> **Data supplied**:
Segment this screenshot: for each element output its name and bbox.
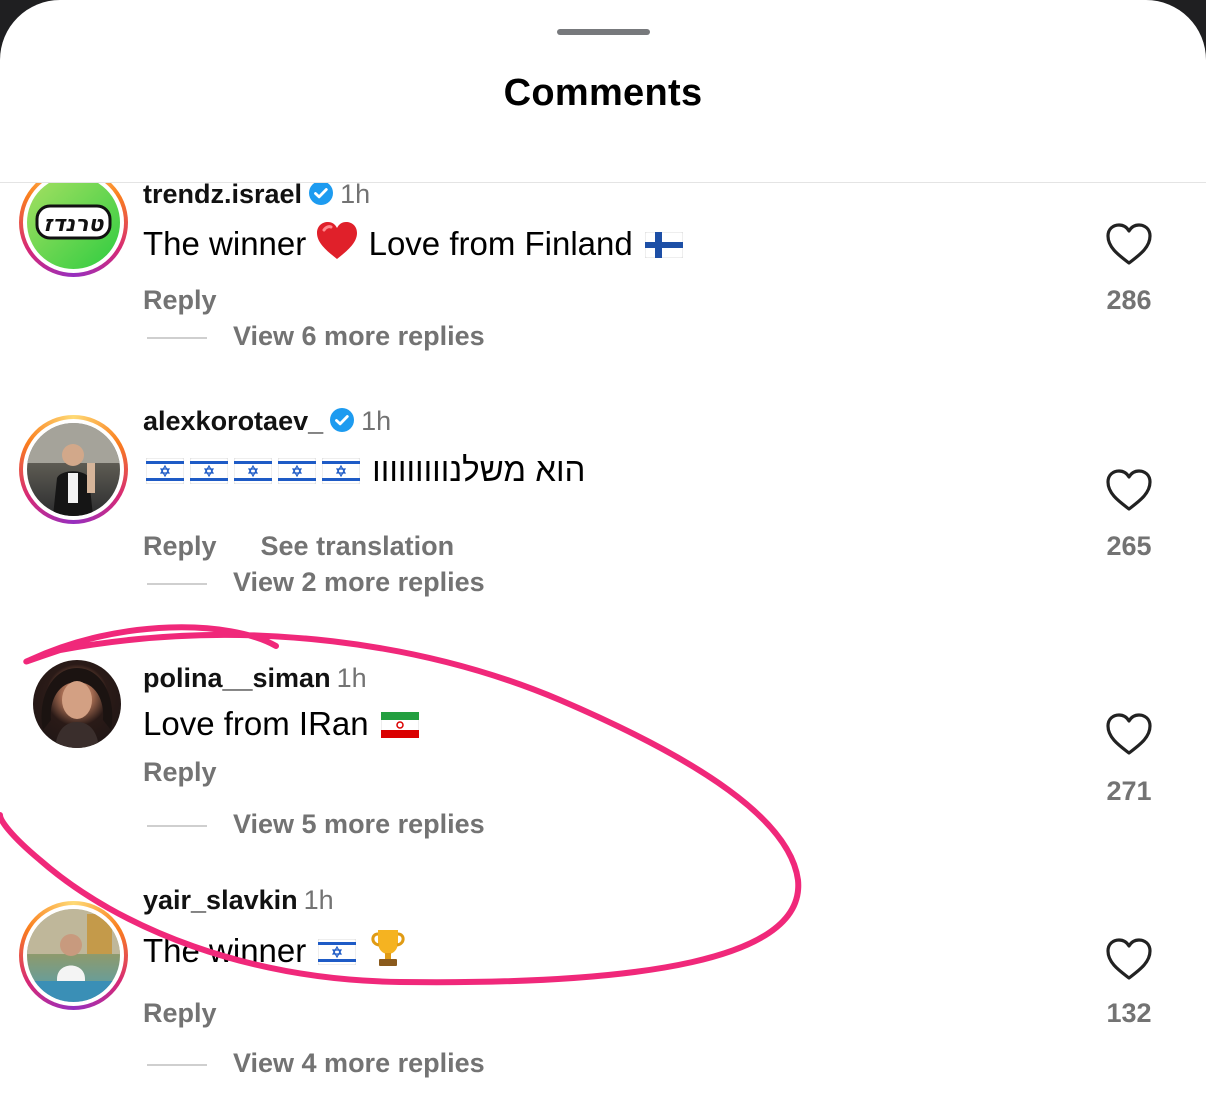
avatar[interactable]: [33, 660, 121, 748]
comment-text-part: The winner: [143, 225, 307, 262]
story-ring[interactable]: [19, 901, 128, 1010]
comment-text: Love from IRan: [143, 705, 422, 743]
view-replies-button[interactable]: View 4 more replies: [147, 1048, 485, 1079]
view-replies-button[interactable]: View 6 more replies: [147, 321, 485, 352]
like-count: 132: [1106, 998, 1152, 1028]
reply-button[interactable]: Reply: [143, 998, 217, 1028]
drag-handle[interactable]: [557, 29, 650, 35]
comment-text: The winner: [143, 928, 407, 970]
comment-actions: Reply: [143, 998, 217, 1029]
comment-meta: alexkorotaev_ 1h: [143, 406, 391, 437]
comment-list[interactable]: טרנדז trendz.israel 1h The winner Love fr…: [0, 183, 1206, 1115]
username[interactable]: polina__siman: [143, 663, 331, 693]
comment-text-part: Love from Finland: [368, 225, 633, 262]
username[interactable]: alexkorotaev_: [143, 406, 323, 436]
reply-button[interactable]: Reply: [143, 285, 217, 315]
comment-text-part: Love from IRan: [143, 705, 369, 742]
comment-item: alexkorotaev_ 1h הוא משלנווווווווו Reply S…: [0, 406, 1206, 645]
comment-meta: polina__siman 1h: [143, 663, 367, 694]
comment-actions: Reply: [143, 757, 217, 788]
heart-outline-icon[interactable]: [1104, 467, 1154, 513]
replies-line: [147, 582, 207, 585]
israel-flags: [143, 451, 363, 488]
avatar-photo: [41, 668, 113, 748]
like-count: 265: [1106, 531, 1152, 561]
heart-outline-icon[interactable]: [1104, 221, 1154, 267]
israel-flag-icon: [322, 458, 360, 484]
username[interactable]: yair_slavkin: [143, 885, 298, 915]
brand-logo: טרנדז: [35, 204, 112, 240]
israel-flag-icon: [190, 458, 228, 484]
view-replies-label: View 6 more replies: [233, 321, 485, 351]
avatar: [27, 423, 120, 516]
comments-sheet: Comments טרנדז trendz.israel 1h The winn…: [0, 0, 1206, 1115]
view-replies-label: View 5 more replies: [233, 809, 485, 839]
replies-line: [147, 1063, 207, 1066]
comment-text: הוא משלנווווווווו: [143, 451, 585, 489]
story-ring[interactable]: טרנדז: [19, 183, 128, 277]
avatar-photo: [27, 909, 120, 1002]
sheet-title: Comments: [503, 72, 703, 114]
see-translation-button[interactable]: See translation: [261, 531, 455, 561]
svg-text:טרנדז: טרנדז: [44, 212, 105, 237]
username[interactable]: trendz.israel: [143, 183, 302, 209]
verified-badge-icon: [330, 408, 355, 432]
comment-text: The winner Love from Finland: [143, 221, 686, 263]
heart-outline-icon[interactable]: [1104, 711, 1154, 757]
trophy-emoji-icon: [370, 930, 405, 966]
iran-flag-icon: [380, 712, 419, 738]
comment-item: yair_slavkin 1h The winner Reply View 4 m…: [0, 885, 1206, 1115]
comment-time: 1h: [336, 663, 367, 693]
story-ring[interactable]: [19, 415, 128, 524]
avatar-frame: טרנדז: [23, 183, 124, 273]
view-replies-button[interactable]: View 2 more replies: [147, 567, 485, 598]
israel-flag-icon: [234, 458, 272, 484]
comment-time: 1h: [361, 406, 392, 436]
heart-outline-icon[interactable]: [1104, 936, 1154, 982]
comment-time: 1h: [340, 183, 371, 209]
replies-line: [147, 336, 207, 339]
israel-flag-icon: [146, 458, 184, 484]
reply-button[interactable]: Reply: [143, 531, 217, 561]
avatar-photo: [27, 423, 120, 516]
comment-time: 1h: [303, 885, 334, 915]
avatar-frame: [23, 419, 124, 520]
like-count: 271: [1106, 776, 1152, 806]
replies-line: [147, 824, 207, 827]
avatar: [27, 909, 120, 1002]
avatar: טרנדז: [27, 183, 120, 269]
finland-flag-icon: [644, 232, 683, 258]
comment-text-part: הוא משלנווווווווו: [372, 451, 586, 488]
view-replies-label: View 4 more replies: [233, 1048, 485, 1078]
avatar-frame: [23, 905, 124, 1006]
view-replies-label: View 2 more replies: [233, 567, 485, 597]
israel-flag-icon: [318, 939, 357, 965]
comment-meta: trendz.israel 1h: [143, 183, 370, 210]
verified-badge-icon: [309, 183, 334, 205]
view-replies-button[interactable]: View 5 more replies: [147, 809, 485, 840]
comment-text-part: The winner: [143, 932, 307, 969]
red-heart-emoji-icon: [317, 222, 358, 259]
comment-actions: Reply: [143, 285, 217, 316]
like-count: 286: [1106, 285, 1152, 315]
comment-item: טרנדז trendz.israel 1h The winner Love fr…: [0, 183, 1206, 413]
comment-meta: yair_slavkin 1h: [143, 885, 334, 916]
comment-item: polina__siman 1h Love from IRan Reply Vie…: [0, 653, 1206, 883]
israel-flag-icon: [278, 458, 316, 484]
comment-actions: Reply See translation: [143, 531, 454, 562]
reply-button[interactable]: Reply: [143, 757, 217, 787]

> **Exercise**:
Count how many lines in the items above contain the string "avatar", and reply with that number alone.

> **Output of the exercise**:
10